**Dataset items:**
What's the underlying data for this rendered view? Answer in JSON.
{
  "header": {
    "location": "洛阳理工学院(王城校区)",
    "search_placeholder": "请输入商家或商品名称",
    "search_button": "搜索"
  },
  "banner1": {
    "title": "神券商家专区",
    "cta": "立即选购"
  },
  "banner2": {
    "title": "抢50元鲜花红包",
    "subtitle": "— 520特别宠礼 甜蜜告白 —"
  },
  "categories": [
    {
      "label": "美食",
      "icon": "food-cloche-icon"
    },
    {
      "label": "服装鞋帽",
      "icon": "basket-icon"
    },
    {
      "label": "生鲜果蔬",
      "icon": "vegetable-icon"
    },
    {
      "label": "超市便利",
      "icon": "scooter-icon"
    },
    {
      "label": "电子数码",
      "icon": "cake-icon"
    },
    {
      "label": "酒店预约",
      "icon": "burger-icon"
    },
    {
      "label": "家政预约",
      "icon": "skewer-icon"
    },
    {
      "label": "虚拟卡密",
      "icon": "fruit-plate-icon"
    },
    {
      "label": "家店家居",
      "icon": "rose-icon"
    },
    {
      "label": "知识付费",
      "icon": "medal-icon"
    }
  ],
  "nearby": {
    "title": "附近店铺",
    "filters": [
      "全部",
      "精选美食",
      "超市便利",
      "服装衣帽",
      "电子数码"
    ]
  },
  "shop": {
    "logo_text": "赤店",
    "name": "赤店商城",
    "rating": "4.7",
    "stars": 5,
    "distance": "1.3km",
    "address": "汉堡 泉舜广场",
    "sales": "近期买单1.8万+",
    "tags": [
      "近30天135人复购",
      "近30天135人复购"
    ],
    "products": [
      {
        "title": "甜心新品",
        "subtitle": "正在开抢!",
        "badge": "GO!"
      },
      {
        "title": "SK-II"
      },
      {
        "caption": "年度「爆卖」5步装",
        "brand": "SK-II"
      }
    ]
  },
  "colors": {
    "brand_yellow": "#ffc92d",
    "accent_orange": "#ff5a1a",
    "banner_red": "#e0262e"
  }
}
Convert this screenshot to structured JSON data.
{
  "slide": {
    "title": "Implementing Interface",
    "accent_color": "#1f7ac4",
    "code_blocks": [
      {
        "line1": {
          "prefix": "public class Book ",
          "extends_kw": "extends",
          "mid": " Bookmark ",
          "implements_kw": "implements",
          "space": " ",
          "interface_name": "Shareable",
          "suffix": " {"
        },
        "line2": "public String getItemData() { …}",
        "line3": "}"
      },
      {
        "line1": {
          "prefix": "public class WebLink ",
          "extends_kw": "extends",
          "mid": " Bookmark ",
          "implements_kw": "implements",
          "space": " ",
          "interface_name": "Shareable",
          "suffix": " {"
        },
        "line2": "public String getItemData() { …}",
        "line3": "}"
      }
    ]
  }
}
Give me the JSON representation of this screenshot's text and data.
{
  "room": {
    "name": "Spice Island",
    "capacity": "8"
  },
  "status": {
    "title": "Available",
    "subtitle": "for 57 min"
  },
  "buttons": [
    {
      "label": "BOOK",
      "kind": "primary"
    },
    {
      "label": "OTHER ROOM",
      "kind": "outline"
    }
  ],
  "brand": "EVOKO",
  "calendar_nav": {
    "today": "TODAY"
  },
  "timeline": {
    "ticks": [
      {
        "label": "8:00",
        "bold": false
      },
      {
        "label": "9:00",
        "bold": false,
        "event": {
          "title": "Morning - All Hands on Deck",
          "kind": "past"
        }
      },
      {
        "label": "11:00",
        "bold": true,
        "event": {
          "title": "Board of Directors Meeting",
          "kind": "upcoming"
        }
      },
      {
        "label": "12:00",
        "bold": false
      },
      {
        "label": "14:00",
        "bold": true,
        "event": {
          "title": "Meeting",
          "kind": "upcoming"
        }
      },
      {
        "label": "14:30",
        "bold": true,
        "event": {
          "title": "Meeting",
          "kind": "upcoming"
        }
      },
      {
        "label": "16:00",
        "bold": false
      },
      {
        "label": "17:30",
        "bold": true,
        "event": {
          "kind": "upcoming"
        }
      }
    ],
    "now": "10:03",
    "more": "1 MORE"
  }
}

**Challenge:**
From the listing above, pick out every line containing "this".

**Exercise solution:**
What's the underlying data for this rendered view? Answer in JSON.
Convert this screenshot to structured JSON data.
Give me the JSON representation of this screenshot's text and data.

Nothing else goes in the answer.